*What is required*
Return the material below in full and exactly.

*Collection entries*
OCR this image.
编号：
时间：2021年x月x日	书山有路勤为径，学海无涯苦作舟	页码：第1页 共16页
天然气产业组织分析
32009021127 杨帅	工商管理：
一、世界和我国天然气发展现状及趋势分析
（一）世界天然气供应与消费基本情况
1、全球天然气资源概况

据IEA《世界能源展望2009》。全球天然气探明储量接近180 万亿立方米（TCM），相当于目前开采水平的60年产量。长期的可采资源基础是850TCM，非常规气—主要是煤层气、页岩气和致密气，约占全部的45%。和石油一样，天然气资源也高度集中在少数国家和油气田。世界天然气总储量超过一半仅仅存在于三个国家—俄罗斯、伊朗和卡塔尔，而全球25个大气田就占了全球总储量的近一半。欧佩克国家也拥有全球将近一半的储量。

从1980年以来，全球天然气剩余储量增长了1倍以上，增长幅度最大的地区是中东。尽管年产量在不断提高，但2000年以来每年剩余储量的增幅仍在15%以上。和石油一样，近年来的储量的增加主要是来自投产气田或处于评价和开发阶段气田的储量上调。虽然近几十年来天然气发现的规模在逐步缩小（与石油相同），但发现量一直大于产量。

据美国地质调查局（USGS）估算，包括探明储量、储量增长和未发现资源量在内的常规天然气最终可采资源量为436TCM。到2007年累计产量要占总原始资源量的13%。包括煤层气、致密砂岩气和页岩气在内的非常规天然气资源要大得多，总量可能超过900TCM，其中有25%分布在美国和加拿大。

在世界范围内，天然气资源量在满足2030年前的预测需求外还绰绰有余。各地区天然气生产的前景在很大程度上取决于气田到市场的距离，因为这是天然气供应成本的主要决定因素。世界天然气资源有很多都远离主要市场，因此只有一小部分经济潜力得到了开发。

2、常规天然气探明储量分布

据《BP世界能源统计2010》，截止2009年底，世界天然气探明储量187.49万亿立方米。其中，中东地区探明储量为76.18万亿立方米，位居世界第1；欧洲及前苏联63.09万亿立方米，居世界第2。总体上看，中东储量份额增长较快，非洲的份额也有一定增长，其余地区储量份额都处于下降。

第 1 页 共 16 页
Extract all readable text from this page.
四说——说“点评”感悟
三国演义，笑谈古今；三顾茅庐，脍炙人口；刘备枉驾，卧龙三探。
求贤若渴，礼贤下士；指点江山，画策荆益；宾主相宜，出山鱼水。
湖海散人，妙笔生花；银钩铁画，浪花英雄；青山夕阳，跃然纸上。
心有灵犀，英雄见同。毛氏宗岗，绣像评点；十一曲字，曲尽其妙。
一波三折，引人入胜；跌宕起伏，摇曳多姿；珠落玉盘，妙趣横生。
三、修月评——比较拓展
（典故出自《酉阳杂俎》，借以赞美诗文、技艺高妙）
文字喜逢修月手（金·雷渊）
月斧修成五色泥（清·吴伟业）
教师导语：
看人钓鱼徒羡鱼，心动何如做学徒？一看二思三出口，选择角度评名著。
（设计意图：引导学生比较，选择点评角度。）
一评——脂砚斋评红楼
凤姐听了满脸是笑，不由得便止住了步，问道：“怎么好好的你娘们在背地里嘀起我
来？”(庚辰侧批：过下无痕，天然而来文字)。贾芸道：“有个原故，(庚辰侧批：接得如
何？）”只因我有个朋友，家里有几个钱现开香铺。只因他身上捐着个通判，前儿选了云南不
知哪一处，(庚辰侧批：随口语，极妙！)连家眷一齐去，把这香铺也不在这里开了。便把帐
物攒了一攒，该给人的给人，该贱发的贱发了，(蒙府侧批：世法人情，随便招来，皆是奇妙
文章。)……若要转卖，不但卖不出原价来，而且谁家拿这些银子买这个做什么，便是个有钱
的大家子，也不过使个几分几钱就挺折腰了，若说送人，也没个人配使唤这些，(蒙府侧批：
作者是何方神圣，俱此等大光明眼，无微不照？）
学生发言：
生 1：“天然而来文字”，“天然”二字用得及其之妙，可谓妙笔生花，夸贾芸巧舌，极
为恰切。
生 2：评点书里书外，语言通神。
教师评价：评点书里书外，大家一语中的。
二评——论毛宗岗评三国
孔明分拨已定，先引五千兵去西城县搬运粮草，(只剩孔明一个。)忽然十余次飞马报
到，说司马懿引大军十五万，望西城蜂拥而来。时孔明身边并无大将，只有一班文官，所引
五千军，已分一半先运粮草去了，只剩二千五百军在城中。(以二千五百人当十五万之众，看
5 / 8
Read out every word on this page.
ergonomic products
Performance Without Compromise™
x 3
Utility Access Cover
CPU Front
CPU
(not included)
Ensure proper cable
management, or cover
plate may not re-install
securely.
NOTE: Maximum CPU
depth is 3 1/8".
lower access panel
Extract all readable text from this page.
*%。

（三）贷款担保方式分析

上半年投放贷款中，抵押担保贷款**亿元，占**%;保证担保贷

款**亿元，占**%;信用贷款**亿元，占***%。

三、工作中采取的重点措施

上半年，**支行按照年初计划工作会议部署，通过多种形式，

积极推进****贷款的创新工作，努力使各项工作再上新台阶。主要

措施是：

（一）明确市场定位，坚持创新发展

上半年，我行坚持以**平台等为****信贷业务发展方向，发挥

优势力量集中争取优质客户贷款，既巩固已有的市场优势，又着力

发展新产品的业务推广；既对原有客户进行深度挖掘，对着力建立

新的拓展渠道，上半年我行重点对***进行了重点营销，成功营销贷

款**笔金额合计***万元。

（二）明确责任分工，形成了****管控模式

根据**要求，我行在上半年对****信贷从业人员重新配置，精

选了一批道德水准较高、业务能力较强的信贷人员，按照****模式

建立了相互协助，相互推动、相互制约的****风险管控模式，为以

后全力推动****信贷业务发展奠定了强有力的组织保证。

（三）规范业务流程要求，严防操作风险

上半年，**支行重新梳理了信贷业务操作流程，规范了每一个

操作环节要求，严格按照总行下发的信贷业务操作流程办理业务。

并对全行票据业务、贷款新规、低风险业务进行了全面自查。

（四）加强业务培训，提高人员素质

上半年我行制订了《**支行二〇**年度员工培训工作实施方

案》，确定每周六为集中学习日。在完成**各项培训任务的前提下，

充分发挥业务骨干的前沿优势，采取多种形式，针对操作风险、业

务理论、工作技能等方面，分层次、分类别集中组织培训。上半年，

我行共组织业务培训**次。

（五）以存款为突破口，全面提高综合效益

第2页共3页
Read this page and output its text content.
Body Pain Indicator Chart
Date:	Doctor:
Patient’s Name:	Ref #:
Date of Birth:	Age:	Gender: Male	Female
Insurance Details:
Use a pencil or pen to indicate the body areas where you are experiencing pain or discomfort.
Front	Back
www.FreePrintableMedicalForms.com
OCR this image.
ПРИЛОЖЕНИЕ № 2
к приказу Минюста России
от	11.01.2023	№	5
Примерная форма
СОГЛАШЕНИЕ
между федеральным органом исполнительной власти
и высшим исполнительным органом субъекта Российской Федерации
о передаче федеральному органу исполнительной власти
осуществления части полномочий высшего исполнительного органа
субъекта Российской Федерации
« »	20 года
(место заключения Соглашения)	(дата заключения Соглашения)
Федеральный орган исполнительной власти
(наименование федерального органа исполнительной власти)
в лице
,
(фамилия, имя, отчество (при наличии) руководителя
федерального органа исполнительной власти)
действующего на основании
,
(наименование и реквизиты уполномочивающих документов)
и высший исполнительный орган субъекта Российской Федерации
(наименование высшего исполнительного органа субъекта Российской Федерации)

*Finished answer*
OCR this image.
编号：
时间：2021年x月x日	书山有路勤为径，学海无涯苦作舟	页码：第1页 共16页
天然气产业组织分析
32009021127 杨帅	工商管理：
一、世界和我国天然气发展现状及趋势分析
（一）世界天然气供应与消费基本情况
1、全球天然气资源概况

据IEA《世界能源展望2009》。全球天然气探明储量接近180 万亿立方米（TCM），相当于目前开采水平的60年产量。长期的可采资源基础是850TCM，非常规气—主要是煤层气、页岩气和致密气，约占全部的45%。和石油一样，天然气资源也高度集中在少数国家和油气田。世界天然气总储量超过一半仅仅存在于三个国家—俄罗斯、伊朗和卡塔尔，而全球25个大气田就占了全球总储量的近一半。欧佩克国家也拥有全球将近一半的储量。

从1980年以来，全球天然气剩余储量增长了1倍以上，增长幅度最大的地区是中东。尽管年产量在不断提高，但2000年以来每年剩余储量的增幅仍在15%以上。和石油一样，近年来的储量的增加主要是来自投产气田或处于评价和开发阶段气田的储量上调。虽然近几十年来天然气发现的规模在逐步缩小（与石油相同），但发现量一直大于产量。

据美国地质调查局（USGS）估算，包括探明储量、储量增长和未发现资源量在内的常规天然气最终可采资源量为436TCM。到2007年累计产量要占总原始资源量的13%。包括煤层气、致密砂岩气和页岩气在内的非常规天然气资源要大得多，总量可能超过900TCM，其中有25%分布在美国和加拿大。

在世界范围内，天然气资源量在满足2030年前的预测需求外还绰绰有余。各地区天然气生产的前景在很大程度上取决于气田到市场的距离，因为这是天然气供应成本的主要决定因素。世界天然气资源有很多都远离主要市场，因此只有一小部分经济潜力得到了开发。

2、常规天然气探明储量分布

据《BP世界能源统计2010》，截止2009年底，世界天然气探明储量187.49万亿立方米。其中，中东地区探明储量为76.18万亿立方米，位居世界第1；欧洲及前苏联63.09万亿立方米，居世界第2。总体上看，中东储量份额增长较快，非洲的份额也有一定增长，其余地区储量份额都处于下降。

第 1 页 共 16 页
Extract all readable text from this page.
四说——说“点评”感悟
三国演义，笑谈古今；三顾茅庐，脍炙人口；刘备枉驾，卧龙三探。
求贤若渴，礼贤下士；指点江山，画策荆益；宾主相宜，出山鱼水。
湖海散人，妙笔生花；银钩铁画，浪花英雄；青山夕阳，跃然纸上。
心有灵犀，英雄见同。毛氏宗岗，绣像评点；十一曲字，曲尽其妙。
一波三折，引人入胜；跌宕起伏，摇曳多姿；珠落玉盘，妙趣横生。
三、修月评——比较拓展
（典故出自《酉阳杂俎》，借以赞美诗文、技艺高妙）
文字喜逢修月手（金·雷渊）
月斧修成五色泥（清·吴伟业）
教师导语：
看人钓鱼徒羡鱼，心动何如做学徒？一看二思三出口，选择角度评名著。
（设计意图：引导学生比较，选择点评角度。）
一评——脂砚斋评红楼
凤姐听了满脸是笑，不由得便止住了步，问道：“怎么好好的你娘们在背地里嘀起我
来？”(庚辰侧批：过下无痕，天然而来文字)。贾芸道：“有个原故，(庚辰侧批：接得如
何？）”只因我有个朋友，家里有几个钱现开香铺。只因他身上捐着个通判，前儿选了云南不
知哪一处，(庚辰侧批：随口语，极妙！)连家眷一齐去，把这香铺也不在这里开了。便把帐
物攒了一攒，该给人的给人，该贱发的贱发了，(蒙府侧批：世法人情，随便招来，皆是奇妙
文章。)……若要转卖，不但卖不出原价来，而且谁家拿这些银子买这个做什么，便是个有钱
的大家子，也不过使个几分几钱就挺折腰了，若说送人，也没个人配使唤这些，(蒙府侧批：
作者是何方神圣，俱此等大光明眼，无微不照？）
学生发言：
生 1：“天然而来文字”，“天然”二字用得及其之妙，可谓妙笔生花，夸贾芸巧舌，极
为恰切。
生 2：评点书里书外，语言通神。
教师评价：评点书里书外，大家一语中的。
二评——论毛宗岗评三国
孔明分拨已定，先引五千兵去西城县搬运粮草，(只剩孔明一个。)忽然十余次飞马报
到，说司马懿引大军十五万，望西城蜂拥而来。时孔明身边并无大将，只有一班文官，所引
五千军，已分一半先运粮草去了，只剩二千五百军在城中。(以二千五百人当十五万之众，看
5 / 8
Read out every word on this page.
ergonomic products
Performance Without Compromise™
x 3
Utility Access Cover
CPU Front
CPU
(not included)
Ensure proper cable
management, or cover
plate may not re-install
securely.
NOTE: Maximum CPU
depth is 3 1/8".
lower access panel
Extract all readable text from this page.
*%。

（三）贷款担保方式分析

上半年投放贷款中，抵押担保贷款**亿元，占**%;保证担保贷

款**亿元，占**%;信用贷款**亿元，占***%。

三、工作中采取的重点措施

上半年，**支行按照年初计划工作会议部署，通过多种形式，

积极推进****贷款的创新工作，努力使各项工作再上新台阶。主要

措施是：

（一）明确市场定位，坚持创新发展

上半年，我行坚持以**平台等为****信贷业务发展方向，发挥

优势力量集中争取优质客户贷款，既巩固已有的市场优势，又着力

发展新产品的业务推广；既对原有客户进行深度挖掘，对着力建立

新的拓展渠道，上半年我行重点对***进行了重点营销，成功营销贷

款**笔金额合计***万元。

（二）明确责任分工，形成了****管控模式

根据**要求，我行在上半年对****信贷从业人员重新配置，精

选了一批道德水准较高、业务能力较强的信贷人员，按照****模式

建立了相互协助，相互推动、相互制约的****风险管控模式，为以

后全力推动****信贷业务发展奠定了强有力的组织保证。

（三）规范业务流程要求，严防操作风险

上半年，**支行重新梳理了信贷业务操作流程，规范了每一个

操作环节要求，严格按照总行下发的信贷业务操作流程办理业务。

并对全行票据业务、贷款新规、低风险业务进行了全面自查。

（四）加强业务培训，提高人员素质

上半年我行制订了《**支行二〇**年度员工培训工作实施方

案》，确定每周六为集中学习日。在完成**各项培训任务的前提下，

充分发挥业务骨干的前沿优势，采取多种形式，针对操作风险、业

务理论、工作技能等方面，分层次、分类别集中组织培训。上半年，

我行共组织业务培训**次。

（五）以存款为突破口，全面提高综合效益

第2页共3页
Read this page and output its text content.
Body Pain Indicator Chart
Date:	Doctor:
Patient’s Name:	Ref #:
Date of Birth:	Age:	Gender: Male	Female
Insurance Details:
Use a pencil or pen to indicate the body areas where you are experiencing pain or discomfort.
Front	Back
www.FreePrintableMedicalForms.com
OCR this image.
ПРИЛОЖЕНИЕ № 2
к приказу Минюста России
от	11.01.2023	№	5
Примерная форма
СОГЛАШЕНИЕ
между федеральным органом исполнительной власти
и высшим исполнительным органом субъекта Российской Федерации
о передаче федеральному органу исполнительной власти
осуществления части полномочий высшего исполнительного органа
субъекта Российской Федерации
« »	20 года
(место заключения Соглашения)	(дата заключения Соглашения)
Федеральный орган исполнительной власти
(наименование федерального органа исполнительной власти)
в лице
,
(фамилия, имя, отчество (при наличии) руководителя
федерального органа исполнительной власти)
действующего на основании
,
(наименование и реквизиты уполномочивающих документов)
и высший исполнительный орган субъекта Российской Федерации
(наименование высшего исполнительного органа субъекта Российской Федерации)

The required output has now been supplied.